▸ Your task
In your copy, reproduce the entries exactly as they are, minus the images.

>> Start Data for this exercise

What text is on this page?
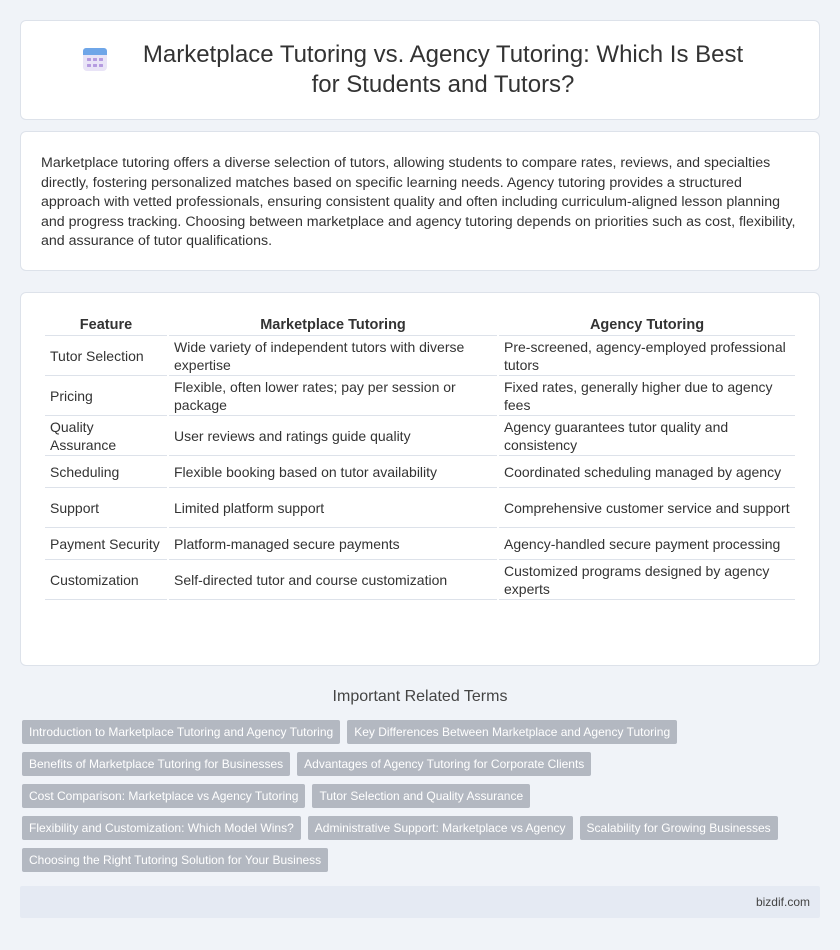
Marketplace Tutoring vs. Agency Tutoring: Which Is Best for Students and Tutors?

Marketplace tutoring offers a diverse selection of tutors, allowing students to compare rates, reviews, and specialties directly, fostering personalized matches based on specific learning needs. Agency tutoring provides a structured approach with vetted professionals, ensuring consistent quality and often including curriculum-aligned lesson planning and progress tracking. Choosing between marketplace and agency tutoring depends on priorities such as cost, flexibility, and assurance of tutor qualifications.

Feature	Marketplace Tutoring	Agency Tutoring
Tutor Selection	Wide variety of independent tutors with diverse expertise	Pre-screened, agency-employed professional tutors
Pricing	Flexible, often lower rates; pay per session or package	Fixed rates, generally higher due to agency fees
Quality Assurance	User reviews and ratings guide quality	Agency guarantees tutor quality and consistency
Scheduling	Flexible booking based on tutor availability	Coordinated scheduling managed by agency
Support	Limited platform support	Comprehensive customer service and support
Payment Security	Platform-managed secure payments	Agency-handled secure payment processing
Customization	Self-directed tutor and course customization	Customized programs designed by agency experts
Important Related Terms
Introduction to Marketplace Tutoring and Agency Tutoring	Key Differences Between Marketplace and Agency Tutoring
Benefits of Marketplace Tutoring for Businesses	Advantages of Agency Tutoring for Corporate Clients
Cost Comparison: Marketplace vs Agency Tutoring	Tutor Selection and Quality Assurance
Flexibility and Customization: Which Model Wins?	Administrative Support: Marketplace vs Agency	Scalability for Growing Businesses
Choosing the Right Tutoring Solution for Your Business
bizdif.com
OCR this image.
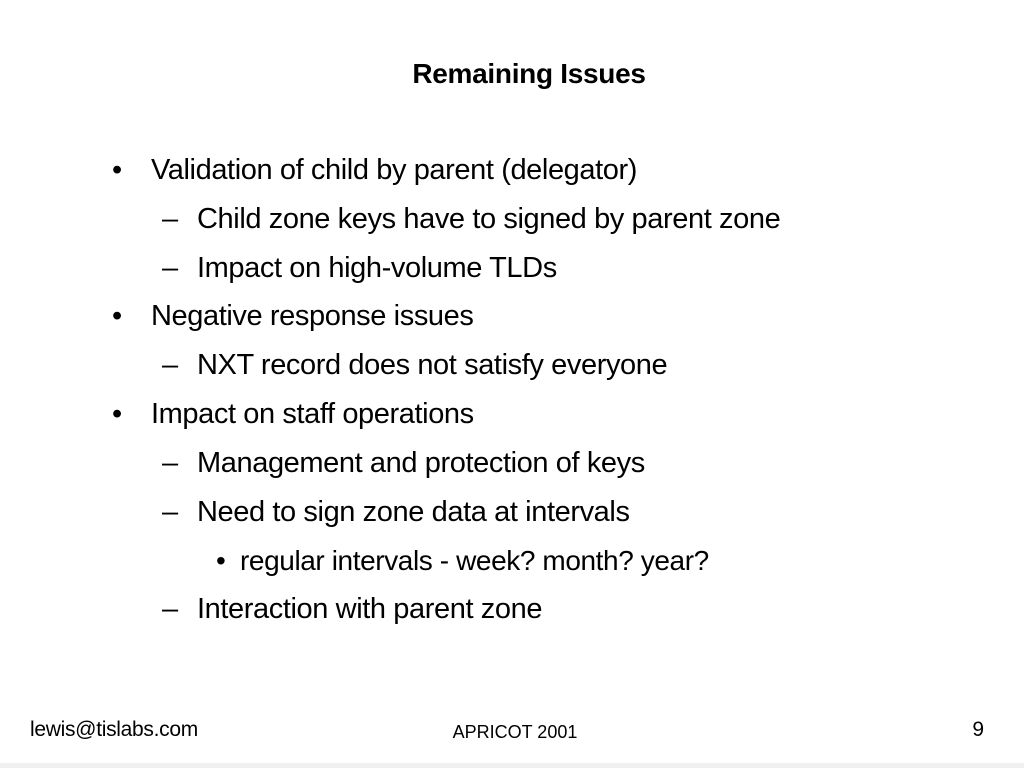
Remaining Issues
• Validation of child by parent (delegator)
– Child zone keys have to signed by parent zone
– Impact on high-volume TLDs
• Negative response issues
– NXT record does not satisfy everyone
• Impact on staff operations
– Management and protection of keys
– Need to sign zone data at intervals
• regular intervals - week? month? year?
– Interaction with parent zone
lewis@tislabs.com	APRICOT 2001	9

>> End Data for this exercise

▸ Solution
What text is on this page?
Marketplace Tutoring vs. Agency Tutoring: Which Is Best for Students and Tutors?

Marketplace tutoring offers a diverse selection of tutors, allowing students to compare rates, reviews, and specialties directly, fostering personalized matches based on specific learning needs. Agency tutoring provides a structured approach with vetted professionals, ensuring consistent quality and often including curriculum-aligned lesson planning and progress tracking. Choosing between marketplace and agency tutoring depends on priorities such as cost, flexibility, and assurance of tutor qualifications.

Feature	Marketplace Tutoring	Agency Tutoring
Tutor Selection	Wide variety of independent tutors with diverse expertise	Pre-screened, agency-employed professional tutors
Pricing	Flexible, often lower rates; pay per session or package	Fixed rates, generally higher due to agency fees
Quality Assurance	User reviews and ratings guide quality	Agency guarantees tutor quality and consistency
Scheduling	Flexible booking based on tutor availability	Coordinated scheduling managed by agency
Support	Limited platform support	Comprehensive customer service and support
Payment Security	Platform-managed secure payments	Agency-handled secure payment processing
Customization	Self-directed tutor and course customization	Customized programs designed by agency experts
Important Related Terms
Introduction to Marketplace Tutoring and Agency Tutoring	Key Differences Between Marketplace and Agency Tutoring
Benefits of Marketplace Tutoring for Businesses	Advantages of Agency Tutoring for Corporate Clients
Cost Comparison: Marketplace vs Agency Tutoring	Tutor Selection and Quality Assurance
Flexibility and Customization: Which Model Wins?	Administrative Support: Marketplace vs Agency	Scalability for Growing Businesses
Choosing the Right Tutoring Solution for Your Business
bizdif.com
OCR this image.
Remaining Issues
• Validation of child by parent (delegator)
– Child zone keys have to signed by parent zone
– Impact on high-volume TLDs
• Negative response issues
– NXT record does not satisfy everyone
• Impact on staff operations
– Management and protection of keys
– Need to sign zone data at intervals
• regular intervals - week? month? year?
– Interaction with parent zone
lewis@tislabs.com	APRICOT 2001	9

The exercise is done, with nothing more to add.